*The records*
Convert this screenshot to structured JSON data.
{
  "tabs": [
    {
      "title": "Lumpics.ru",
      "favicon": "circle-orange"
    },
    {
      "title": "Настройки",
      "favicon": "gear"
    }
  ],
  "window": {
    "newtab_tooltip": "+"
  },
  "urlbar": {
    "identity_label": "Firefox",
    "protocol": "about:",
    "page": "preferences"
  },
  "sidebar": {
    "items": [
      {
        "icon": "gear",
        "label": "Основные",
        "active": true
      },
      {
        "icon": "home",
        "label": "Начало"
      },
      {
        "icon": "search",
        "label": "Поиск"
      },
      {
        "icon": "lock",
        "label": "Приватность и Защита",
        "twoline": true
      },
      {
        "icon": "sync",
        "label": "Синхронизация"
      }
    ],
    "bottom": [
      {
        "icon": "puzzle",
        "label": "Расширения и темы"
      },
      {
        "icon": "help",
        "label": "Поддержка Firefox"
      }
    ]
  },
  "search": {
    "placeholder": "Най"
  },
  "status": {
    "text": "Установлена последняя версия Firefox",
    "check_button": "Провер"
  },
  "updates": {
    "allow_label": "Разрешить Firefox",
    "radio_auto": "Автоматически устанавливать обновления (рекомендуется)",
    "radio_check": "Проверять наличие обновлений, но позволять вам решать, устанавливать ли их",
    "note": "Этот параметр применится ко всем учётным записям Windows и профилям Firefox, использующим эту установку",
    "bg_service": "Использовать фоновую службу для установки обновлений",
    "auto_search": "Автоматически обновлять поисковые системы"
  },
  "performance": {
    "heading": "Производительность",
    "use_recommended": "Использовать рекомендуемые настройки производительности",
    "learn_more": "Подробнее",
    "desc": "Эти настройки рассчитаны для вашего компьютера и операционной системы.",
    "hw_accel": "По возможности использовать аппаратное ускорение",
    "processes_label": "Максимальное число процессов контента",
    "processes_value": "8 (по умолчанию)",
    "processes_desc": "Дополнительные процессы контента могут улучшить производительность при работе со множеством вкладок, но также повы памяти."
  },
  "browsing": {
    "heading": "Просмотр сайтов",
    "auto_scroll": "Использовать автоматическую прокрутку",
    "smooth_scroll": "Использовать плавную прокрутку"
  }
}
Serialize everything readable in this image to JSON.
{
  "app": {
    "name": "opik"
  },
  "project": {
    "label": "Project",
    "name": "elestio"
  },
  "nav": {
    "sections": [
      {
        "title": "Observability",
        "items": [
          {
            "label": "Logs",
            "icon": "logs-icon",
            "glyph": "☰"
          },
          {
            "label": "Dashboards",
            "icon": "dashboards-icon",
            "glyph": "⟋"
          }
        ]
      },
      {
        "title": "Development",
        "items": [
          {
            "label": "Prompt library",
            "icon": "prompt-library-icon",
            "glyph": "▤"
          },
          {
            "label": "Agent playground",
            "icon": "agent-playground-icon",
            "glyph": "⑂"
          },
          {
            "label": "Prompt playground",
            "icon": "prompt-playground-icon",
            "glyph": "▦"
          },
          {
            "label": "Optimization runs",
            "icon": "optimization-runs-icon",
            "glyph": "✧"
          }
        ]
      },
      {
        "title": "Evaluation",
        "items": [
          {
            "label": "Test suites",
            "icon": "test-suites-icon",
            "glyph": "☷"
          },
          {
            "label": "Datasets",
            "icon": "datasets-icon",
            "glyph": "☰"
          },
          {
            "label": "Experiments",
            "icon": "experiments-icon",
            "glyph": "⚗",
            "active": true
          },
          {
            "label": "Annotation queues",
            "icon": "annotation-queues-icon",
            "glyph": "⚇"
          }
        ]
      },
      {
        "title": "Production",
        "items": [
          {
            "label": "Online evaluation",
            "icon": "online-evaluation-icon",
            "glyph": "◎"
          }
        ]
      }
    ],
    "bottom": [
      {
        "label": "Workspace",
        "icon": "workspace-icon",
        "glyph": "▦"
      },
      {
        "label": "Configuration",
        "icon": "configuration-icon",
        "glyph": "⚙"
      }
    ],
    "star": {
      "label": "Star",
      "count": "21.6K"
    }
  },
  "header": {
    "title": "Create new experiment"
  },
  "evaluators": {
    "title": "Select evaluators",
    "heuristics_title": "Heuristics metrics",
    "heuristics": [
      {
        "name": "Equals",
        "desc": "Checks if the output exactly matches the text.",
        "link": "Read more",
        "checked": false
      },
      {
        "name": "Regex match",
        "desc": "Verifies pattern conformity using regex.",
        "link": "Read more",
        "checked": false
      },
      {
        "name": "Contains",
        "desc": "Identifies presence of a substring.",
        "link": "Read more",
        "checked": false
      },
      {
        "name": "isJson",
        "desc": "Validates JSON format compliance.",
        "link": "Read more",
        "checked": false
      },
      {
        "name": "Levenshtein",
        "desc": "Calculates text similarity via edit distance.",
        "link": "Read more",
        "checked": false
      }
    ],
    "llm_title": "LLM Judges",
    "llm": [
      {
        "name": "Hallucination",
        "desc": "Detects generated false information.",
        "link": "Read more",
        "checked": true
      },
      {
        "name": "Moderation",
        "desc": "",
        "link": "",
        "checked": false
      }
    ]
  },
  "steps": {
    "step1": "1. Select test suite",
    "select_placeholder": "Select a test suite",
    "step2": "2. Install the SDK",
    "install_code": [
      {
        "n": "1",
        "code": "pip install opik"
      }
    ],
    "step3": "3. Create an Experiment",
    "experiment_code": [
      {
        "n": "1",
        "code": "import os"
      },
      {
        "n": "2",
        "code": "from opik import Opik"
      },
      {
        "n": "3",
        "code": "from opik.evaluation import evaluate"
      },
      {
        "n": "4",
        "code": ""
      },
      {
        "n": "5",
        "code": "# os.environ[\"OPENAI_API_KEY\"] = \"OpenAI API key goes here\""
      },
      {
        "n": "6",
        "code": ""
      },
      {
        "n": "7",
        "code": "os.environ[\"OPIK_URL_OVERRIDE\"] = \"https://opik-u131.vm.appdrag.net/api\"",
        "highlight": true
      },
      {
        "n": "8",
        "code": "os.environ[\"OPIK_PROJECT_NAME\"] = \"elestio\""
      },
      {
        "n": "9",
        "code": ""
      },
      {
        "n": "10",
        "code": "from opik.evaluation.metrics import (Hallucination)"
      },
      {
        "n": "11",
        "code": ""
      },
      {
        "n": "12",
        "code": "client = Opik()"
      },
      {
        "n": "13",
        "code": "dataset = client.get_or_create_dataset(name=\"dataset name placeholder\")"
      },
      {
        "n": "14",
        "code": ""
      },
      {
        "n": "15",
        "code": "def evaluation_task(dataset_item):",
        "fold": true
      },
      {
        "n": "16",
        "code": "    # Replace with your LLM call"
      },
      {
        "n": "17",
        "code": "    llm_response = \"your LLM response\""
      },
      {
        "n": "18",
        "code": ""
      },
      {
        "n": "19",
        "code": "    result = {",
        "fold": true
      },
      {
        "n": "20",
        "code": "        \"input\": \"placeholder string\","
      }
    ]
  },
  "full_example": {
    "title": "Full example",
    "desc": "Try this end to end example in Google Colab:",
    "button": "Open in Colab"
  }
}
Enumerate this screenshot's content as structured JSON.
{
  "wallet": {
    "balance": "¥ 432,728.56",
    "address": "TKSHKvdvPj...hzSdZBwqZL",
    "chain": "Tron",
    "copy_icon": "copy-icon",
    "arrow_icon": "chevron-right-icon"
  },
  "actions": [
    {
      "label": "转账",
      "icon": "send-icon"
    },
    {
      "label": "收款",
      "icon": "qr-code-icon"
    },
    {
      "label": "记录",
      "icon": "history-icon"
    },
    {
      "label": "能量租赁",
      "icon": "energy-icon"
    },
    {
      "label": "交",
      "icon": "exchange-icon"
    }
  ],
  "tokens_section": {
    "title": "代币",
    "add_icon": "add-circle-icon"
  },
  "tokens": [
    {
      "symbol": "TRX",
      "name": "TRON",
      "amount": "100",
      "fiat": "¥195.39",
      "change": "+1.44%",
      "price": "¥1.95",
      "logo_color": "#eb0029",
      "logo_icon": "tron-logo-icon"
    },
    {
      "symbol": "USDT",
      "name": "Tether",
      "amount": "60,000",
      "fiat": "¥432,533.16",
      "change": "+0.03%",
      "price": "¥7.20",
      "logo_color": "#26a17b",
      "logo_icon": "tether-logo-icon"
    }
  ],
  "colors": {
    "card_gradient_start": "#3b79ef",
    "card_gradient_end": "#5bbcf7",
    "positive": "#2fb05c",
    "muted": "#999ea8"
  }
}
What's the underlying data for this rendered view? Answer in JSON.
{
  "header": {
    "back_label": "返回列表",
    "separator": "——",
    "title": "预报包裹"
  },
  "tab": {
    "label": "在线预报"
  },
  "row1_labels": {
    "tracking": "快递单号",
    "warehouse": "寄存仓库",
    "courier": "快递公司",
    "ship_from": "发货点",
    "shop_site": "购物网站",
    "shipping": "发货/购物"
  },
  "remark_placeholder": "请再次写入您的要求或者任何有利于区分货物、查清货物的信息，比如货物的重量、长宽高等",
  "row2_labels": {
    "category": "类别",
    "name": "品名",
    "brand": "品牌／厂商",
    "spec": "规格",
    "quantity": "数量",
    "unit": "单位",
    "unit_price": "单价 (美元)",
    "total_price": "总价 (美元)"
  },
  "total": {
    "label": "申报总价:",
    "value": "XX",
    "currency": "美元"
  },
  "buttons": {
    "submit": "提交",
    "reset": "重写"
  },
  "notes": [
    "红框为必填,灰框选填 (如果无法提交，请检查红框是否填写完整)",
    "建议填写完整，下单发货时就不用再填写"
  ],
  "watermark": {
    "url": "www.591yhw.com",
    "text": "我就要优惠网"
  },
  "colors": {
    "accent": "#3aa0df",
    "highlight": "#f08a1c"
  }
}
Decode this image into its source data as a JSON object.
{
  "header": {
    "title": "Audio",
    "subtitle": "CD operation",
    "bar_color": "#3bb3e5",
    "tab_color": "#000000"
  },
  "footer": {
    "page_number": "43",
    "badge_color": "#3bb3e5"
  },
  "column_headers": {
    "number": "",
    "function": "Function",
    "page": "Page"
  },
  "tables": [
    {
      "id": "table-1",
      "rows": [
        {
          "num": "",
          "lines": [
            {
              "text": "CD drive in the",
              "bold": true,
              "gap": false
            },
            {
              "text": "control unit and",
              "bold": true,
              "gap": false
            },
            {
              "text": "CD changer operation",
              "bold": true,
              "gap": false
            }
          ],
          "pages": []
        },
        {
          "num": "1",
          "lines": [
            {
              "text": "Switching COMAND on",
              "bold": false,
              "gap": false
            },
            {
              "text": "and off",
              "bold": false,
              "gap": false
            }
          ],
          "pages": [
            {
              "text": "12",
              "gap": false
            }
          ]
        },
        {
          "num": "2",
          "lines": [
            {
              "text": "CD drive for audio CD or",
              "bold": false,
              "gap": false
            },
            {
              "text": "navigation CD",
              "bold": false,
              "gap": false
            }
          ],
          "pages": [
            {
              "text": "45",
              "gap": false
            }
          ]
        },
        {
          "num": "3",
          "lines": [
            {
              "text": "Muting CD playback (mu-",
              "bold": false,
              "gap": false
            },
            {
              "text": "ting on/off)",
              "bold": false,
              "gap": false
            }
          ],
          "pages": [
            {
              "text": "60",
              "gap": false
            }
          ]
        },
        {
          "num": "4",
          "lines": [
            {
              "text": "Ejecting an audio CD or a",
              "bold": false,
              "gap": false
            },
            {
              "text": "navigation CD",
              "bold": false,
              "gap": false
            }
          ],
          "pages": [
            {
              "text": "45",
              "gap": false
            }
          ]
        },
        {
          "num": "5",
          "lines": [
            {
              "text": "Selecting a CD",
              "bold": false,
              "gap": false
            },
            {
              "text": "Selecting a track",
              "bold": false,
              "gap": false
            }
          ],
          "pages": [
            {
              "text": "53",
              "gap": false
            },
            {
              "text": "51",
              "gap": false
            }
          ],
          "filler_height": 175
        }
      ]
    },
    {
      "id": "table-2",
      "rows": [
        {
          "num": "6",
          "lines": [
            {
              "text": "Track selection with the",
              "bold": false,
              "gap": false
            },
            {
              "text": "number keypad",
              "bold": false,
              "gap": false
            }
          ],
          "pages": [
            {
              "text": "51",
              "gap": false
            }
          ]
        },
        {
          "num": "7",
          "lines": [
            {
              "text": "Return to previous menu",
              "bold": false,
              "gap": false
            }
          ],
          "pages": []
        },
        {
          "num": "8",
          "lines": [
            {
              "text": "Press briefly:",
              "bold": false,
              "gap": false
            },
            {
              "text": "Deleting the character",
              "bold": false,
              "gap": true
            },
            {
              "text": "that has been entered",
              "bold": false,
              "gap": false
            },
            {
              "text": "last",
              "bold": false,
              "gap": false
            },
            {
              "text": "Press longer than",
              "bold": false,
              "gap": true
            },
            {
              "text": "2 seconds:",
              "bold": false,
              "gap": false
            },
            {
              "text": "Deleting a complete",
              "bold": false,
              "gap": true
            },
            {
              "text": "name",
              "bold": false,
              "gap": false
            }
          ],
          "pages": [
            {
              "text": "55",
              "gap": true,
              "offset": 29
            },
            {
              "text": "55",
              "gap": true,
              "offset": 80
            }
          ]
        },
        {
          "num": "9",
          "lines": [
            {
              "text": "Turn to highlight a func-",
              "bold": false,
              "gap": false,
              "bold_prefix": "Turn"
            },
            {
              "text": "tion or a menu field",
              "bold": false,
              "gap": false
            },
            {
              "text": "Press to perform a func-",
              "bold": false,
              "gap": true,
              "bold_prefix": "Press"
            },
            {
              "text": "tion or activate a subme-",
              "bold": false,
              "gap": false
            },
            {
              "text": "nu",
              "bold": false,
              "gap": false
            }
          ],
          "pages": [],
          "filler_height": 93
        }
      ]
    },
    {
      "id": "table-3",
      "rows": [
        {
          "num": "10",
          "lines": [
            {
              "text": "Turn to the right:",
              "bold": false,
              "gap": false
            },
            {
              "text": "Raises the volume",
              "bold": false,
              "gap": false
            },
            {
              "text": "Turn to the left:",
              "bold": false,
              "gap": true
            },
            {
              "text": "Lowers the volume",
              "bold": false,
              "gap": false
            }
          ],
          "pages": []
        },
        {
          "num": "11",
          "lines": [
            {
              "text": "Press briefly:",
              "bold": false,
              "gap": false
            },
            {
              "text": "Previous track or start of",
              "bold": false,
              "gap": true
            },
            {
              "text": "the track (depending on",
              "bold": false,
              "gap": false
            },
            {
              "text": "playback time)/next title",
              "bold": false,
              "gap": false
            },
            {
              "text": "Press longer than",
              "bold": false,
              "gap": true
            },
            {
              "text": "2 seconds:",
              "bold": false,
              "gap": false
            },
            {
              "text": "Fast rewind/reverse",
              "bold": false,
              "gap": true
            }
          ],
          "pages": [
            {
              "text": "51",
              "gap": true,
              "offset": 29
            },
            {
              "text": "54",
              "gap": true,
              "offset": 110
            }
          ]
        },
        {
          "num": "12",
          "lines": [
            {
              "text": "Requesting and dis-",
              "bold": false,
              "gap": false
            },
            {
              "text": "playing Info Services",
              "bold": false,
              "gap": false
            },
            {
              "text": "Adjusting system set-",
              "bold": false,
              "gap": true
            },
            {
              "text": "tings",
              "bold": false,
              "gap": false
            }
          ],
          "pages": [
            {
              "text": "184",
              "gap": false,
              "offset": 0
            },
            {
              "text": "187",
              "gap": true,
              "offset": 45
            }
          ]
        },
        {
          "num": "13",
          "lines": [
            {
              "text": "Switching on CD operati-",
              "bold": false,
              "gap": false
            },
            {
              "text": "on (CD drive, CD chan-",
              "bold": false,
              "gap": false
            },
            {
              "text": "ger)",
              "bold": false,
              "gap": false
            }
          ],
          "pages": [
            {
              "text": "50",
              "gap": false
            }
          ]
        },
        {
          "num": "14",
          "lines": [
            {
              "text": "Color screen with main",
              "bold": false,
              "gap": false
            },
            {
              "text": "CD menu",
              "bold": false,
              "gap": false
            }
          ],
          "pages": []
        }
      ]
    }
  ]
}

*What this task involves*
Each line that holds the word "offset" should be extracted from the records.

*Answer for this exercise*
              "offset": 29
              "offset": 80
              "offset": 29
              "offset": 110
              "offset": 0
              "offset": 45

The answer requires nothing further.